◆ EXERCISE GOAL
Extract every line of the material that holds the string "Ҷалолов".
━━━━━ DATA SUPPLIED ━━━━━
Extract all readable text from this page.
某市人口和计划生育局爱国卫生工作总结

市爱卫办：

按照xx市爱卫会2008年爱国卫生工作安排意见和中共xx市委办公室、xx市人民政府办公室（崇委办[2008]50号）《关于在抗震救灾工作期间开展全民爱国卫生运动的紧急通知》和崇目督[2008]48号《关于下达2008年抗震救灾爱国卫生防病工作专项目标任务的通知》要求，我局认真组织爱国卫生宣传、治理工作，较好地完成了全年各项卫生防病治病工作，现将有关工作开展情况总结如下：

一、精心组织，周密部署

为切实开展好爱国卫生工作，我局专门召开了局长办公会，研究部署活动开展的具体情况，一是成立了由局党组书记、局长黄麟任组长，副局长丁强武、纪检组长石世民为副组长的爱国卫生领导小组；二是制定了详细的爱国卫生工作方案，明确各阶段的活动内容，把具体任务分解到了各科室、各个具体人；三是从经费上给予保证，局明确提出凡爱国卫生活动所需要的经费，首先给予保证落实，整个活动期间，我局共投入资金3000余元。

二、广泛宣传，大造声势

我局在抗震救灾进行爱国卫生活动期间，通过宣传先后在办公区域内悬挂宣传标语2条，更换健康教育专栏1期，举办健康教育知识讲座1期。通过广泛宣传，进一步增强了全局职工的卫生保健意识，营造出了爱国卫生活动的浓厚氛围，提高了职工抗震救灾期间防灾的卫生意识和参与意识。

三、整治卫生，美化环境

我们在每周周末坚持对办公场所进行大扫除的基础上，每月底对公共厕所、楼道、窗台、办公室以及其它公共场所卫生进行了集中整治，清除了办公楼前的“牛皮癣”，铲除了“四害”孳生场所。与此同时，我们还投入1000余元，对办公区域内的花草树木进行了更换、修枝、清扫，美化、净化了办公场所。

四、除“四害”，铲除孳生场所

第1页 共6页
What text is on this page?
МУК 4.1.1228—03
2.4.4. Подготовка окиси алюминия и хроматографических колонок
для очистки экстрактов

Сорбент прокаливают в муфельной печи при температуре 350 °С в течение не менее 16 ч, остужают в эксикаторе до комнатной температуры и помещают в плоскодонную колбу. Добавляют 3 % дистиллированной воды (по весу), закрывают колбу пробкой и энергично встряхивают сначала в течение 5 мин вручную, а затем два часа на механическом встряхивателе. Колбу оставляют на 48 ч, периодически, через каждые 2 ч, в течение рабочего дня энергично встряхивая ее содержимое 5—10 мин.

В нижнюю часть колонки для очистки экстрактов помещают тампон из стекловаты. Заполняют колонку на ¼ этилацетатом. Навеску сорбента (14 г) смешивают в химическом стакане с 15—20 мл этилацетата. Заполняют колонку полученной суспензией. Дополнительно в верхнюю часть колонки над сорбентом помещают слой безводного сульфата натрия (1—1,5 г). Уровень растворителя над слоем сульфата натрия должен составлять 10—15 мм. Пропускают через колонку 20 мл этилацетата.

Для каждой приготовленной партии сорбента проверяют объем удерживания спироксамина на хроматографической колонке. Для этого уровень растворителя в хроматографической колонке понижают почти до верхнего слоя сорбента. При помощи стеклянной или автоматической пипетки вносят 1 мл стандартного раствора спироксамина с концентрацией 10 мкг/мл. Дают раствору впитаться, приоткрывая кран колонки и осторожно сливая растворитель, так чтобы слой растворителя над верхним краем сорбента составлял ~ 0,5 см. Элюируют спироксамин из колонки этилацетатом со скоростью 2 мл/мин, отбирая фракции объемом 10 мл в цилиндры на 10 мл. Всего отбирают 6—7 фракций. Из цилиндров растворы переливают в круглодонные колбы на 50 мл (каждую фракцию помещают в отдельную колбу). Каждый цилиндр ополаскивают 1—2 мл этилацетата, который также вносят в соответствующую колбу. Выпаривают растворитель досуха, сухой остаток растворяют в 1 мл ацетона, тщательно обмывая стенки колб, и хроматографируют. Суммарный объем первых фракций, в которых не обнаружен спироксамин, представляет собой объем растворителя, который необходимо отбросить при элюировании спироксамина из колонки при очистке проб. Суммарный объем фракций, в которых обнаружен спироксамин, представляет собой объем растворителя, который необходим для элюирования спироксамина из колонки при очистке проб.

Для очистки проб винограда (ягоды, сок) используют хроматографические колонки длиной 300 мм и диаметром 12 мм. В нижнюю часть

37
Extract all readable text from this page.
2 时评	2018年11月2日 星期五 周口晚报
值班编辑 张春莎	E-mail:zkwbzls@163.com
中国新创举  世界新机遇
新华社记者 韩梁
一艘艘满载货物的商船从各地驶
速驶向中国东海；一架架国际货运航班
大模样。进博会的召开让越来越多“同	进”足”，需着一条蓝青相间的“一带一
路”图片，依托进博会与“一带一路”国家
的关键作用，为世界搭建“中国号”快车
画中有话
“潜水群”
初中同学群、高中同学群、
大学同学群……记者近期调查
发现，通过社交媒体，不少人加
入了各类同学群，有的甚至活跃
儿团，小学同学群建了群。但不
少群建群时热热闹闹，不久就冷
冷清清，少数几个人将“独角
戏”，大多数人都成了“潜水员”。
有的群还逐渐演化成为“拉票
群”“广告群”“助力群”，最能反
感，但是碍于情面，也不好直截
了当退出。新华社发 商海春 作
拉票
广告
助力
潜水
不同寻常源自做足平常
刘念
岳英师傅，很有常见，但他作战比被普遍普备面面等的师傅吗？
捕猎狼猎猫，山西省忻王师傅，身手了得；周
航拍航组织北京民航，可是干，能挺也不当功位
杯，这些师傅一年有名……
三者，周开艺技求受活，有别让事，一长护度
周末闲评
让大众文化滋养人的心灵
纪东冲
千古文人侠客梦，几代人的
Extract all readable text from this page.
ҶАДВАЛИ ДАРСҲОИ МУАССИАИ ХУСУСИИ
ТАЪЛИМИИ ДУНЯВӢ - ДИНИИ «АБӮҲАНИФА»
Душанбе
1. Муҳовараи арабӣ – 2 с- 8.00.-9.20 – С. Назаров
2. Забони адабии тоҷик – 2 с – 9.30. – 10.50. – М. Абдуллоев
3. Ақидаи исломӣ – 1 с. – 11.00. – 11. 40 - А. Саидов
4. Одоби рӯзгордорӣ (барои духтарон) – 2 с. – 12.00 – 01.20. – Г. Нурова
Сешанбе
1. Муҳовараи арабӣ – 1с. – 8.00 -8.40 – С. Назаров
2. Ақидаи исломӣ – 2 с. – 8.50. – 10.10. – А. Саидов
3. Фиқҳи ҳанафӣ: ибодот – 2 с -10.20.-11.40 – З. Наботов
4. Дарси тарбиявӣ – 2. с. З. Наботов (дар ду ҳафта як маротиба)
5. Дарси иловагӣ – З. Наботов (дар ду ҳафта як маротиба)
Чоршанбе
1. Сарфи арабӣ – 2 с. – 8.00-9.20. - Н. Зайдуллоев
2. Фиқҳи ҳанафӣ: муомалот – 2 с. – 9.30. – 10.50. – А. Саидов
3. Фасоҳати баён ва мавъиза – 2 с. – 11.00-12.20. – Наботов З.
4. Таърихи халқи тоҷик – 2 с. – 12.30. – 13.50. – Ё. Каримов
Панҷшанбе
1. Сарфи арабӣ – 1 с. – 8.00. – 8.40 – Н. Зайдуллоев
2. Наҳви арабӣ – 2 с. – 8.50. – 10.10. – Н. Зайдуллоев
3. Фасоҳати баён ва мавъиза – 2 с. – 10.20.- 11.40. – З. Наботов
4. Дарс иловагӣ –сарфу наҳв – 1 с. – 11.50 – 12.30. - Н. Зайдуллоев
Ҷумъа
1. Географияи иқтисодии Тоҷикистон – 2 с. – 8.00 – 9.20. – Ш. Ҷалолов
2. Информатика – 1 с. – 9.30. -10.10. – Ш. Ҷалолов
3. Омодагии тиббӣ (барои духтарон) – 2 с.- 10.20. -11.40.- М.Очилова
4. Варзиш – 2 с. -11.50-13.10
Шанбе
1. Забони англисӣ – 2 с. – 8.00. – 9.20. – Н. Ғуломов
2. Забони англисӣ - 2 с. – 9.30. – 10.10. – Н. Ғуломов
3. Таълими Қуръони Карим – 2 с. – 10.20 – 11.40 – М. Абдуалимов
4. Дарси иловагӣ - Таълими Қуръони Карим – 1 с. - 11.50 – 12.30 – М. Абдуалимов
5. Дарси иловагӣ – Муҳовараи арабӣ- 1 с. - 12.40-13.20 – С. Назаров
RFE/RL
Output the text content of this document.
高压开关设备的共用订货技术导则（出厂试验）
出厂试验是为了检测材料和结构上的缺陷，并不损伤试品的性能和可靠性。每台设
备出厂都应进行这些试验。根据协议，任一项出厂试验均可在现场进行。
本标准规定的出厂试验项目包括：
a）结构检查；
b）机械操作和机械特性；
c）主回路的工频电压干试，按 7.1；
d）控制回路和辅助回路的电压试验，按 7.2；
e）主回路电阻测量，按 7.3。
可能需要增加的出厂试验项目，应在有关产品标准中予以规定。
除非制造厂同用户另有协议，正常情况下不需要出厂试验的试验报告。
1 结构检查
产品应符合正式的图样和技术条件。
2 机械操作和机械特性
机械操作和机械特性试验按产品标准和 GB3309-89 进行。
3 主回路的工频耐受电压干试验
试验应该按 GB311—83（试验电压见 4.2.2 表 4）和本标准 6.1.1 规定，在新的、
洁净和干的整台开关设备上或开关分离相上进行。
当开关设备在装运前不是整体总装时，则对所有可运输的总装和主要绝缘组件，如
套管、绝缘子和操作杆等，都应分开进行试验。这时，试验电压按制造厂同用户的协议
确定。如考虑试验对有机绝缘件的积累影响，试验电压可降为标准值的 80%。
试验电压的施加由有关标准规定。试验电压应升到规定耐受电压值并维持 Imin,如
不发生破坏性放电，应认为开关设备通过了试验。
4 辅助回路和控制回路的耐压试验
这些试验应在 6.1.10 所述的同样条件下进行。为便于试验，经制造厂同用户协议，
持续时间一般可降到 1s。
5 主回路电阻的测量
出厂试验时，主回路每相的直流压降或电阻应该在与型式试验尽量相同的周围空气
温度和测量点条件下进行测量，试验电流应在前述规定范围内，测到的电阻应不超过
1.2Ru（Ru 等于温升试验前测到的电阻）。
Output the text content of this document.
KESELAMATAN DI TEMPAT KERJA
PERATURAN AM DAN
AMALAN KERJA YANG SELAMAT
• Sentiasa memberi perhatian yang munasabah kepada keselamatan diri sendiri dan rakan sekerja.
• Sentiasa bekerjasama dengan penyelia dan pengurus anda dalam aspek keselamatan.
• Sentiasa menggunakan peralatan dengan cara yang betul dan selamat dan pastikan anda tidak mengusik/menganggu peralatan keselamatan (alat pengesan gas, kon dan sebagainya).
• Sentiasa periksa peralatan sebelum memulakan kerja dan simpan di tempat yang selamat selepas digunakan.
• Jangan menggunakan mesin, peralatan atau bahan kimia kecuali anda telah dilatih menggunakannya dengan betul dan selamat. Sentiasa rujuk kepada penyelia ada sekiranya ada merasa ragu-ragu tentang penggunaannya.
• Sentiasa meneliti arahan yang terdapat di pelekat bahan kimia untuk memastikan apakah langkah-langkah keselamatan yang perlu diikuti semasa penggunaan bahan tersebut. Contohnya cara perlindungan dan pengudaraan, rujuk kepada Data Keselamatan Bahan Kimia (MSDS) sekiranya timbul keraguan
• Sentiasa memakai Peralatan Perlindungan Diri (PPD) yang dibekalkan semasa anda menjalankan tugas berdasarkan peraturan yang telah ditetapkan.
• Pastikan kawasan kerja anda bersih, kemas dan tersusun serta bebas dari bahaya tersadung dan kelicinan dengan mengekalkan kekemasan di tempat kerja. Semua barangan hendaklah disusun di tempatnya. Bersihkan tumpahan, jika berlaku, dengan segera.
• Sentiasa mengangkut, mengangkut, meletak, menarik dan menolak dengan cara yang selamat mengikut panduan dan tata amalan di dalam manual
━━━━━
◆ OUTPUT BELOW
1. Географияи иқтисодии Тоҷикистон – 2 с. – 8.00 – 9.20. – Ш. Ҷалолов
2. Информатика – 1 с. – 9.30. -10.10. – Ш. Ҷалолов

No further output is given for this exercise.